● **Requirements**: Among the lines below, list those containing the string "eutrophication".

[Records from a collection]
========================================

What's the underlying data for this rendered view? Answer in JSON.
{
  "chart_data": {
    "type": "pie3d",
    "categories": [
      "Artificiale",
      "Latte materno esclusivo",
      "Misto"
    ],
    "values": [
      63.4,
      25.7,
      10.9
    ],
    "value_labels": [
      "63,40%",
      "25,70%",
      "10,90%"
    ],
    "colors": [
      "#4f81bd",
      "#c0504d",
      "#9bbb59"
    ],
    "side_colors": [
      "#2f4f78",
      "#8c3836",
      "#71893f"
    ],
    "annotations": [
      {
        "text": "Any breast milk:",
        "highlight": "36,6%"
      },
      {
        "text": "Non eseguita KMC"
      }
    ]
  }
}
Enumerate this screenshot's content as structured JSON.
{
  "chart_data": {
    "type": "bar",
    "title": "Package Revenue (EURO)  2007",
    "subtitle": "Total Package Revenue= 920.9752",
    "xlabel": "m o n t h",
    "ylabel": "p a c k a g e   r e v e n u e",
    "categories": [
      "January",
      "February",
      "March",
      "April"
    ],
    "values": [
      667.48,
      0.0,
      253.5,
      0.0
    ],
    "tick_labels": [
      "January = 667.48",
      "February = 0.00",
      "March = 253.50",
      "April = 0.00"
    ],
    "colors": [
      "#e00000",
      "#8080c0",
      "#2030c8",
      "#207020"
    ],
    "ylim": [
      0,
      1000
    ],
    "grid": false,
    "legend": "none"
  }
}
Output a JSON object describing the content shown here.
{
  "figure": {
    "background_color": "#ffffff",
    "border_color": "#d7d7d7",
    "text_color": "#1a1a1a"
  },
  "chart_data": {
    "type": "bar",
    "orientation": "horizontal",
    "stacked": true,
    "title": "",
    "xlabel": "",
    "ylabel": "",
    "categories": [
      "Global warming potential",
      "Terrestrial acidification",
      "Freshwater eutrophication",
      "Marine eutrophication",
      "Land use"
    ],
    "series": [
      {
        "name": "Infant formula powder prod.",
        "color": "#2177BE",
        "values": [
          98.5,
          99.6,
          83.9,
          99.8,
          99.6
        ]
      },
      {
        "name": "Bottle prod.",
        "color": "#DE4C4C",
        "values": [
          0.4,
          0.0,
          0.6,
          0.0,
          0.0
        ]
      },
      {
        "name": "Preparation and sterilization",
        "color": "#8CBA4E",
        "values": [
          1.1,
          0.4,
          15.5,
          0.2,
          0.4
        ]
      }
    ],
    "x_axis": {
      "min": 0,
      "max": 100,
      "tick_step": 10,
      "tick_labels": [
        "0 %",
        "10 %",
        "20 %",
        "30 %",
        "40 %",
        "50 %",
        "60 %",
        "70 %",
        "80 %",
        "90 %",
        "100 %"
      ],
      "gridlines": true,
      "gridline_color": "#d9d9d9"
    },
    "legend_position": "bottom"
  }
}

========================================

● **Response**:
      "Freshwater eutrophication",
      "Marine eutrophication",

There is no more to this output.